Locate the lines that hold the string "Inactive". Copy every such line.
◆ ◆ ◆ ◆
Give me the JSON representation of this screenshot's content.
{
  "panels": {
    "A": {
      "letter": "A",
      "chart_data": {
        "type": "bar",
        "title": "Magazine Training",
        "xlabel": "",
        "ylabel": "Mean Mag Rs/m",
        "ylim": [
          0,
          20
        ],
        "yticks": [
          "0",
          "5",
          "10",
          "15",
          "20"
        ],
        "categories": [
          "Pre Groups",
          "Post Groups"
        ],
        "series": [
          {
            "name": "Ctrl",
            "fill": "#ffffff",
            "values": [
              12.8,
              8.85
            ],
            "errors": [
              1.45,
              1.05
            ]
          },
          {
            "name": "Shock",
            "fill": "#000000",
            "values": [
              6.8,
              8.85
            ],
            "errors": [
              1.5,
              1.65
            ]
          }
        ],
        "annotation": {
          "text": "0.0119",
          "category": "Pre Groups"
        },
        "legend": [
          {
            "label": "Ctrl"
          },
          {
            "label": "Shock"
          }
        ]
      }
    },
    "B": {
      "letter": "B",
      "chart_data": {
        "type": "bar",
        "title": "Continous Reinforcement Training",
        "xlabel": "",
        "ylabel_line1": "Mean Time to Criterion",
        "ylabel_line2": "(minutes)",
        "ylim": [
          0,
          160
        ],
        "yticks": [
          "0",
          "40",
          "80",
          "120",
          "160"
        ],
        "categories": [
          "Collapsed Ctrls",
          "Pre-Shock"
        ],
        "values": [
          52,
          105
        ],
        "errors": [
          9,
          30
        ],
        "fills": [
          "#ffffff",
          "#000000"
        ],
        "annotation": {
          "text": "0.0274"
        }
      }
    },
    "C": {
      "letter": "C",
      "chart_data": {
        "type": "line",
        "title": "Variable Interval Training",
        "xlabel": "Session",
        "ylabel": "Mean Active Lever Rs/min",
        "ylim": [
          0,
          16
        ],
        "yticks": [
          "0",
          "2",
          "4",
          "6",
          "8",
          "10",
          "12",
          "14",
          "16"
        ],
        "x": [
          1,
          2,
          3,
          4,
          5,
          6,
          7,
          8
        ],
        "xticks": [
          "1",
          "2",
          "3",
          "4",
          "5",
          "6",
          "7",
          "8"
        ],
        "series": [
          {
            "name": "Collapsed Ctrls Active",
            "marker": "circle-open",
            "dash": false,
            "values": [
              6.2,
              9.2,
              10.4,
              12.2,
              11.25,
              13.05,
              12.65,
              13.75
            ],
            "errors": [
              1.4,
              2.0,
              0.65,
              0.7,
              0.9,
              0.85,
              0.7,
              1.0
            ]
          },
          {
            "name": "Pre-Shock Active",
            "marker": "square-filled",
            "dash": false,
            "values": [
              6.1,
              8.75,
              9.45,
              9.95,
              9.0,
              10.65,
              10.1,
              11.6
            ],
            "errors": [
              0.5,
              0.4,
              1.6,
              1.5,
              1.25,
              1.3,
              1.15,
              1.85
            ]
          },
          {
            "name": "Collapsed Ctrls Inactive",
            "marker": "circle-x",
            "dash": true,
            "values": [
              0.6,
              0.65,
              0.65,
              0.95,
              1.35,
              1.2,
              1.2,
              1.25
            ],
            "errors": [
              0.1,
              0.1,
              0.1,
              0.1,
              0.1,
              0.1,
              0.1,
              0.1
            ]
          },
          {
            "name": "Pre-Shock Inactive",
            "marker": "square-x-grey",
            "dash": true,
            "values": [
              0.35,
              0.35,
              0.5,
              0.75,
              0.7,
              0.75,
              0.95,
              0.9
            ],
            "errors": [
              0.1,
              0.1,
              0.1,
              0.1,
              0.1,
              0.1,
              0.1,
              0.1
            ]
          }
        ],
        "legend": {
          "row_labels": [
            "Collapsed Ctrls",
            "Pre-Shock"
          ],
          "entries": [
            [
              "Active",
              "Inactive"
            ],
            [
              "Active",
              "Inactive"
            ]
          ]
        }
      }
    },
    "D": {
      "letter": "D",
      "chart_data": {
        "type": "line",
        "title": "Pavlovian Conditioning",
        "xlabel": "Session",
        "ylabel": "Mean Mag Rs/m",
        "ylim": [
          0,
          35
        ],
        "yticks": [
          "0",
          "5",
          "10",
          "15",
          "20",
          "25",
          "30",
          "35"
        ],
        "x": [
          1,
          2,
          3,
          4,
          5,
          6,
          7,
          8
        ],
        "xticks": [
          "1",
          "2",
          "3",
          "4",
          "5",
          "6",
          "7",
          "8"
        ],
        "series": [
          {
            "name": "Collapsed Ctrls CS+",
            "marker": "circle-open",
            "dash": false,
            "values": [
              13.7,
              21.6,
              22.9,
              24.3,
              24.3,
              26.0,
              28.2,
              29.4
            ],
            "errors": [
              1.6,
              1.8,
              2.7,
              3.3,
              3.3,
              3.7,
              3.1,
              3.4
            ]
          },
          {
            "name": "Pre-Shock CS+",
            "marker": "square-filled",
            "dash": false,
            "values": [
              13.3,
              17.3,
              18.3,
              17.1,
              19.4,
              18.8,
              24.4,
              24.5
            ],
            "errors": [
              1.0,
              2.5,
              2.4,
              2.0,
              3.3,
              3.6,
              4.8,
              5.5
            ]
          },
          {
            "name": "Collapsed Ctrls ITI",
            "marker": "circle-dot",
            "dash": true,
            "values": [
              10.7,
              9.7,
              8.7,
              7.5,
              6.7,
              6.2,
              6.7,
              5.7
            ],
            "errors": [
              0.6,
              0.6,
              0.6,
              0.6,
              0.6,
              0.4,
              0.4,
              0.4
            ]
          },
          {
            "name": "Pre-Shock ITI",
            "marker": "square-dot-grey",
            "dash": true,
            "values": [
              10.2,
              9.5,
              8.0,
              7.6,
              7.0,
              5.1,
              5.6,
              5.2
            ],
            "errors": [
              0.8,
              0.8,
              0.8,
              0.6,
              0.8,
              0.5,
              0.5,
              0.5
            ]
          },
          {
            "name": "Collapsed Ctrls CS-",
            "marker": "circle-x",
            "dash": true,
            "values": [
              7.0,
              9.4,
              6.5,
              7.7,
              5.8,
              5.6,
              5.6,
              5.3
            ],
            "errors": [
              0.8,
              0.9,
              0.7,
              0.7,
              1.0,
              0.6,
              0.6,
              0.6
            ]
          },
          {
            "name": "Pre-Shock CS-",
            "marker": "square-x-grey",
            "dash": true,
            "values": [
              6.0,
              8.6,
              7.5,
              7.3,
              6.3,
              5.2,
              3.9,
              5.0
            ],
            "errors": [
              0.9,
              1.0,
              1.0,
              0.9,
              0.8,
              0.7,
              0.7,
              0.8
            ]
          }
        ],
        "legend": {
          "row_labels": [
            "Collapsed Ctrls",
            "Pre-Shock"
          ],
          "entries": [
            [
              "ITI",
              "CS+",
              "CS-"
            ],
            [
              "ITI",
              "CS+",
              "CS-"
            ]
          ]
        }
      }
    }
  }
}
◆ ◆ ◆ ◆
Task response:
            "name": "Collapsed Ctrls Inactive",
            "name": "Pre-Shock Inactive",
              "Inactive"
              "Inactive"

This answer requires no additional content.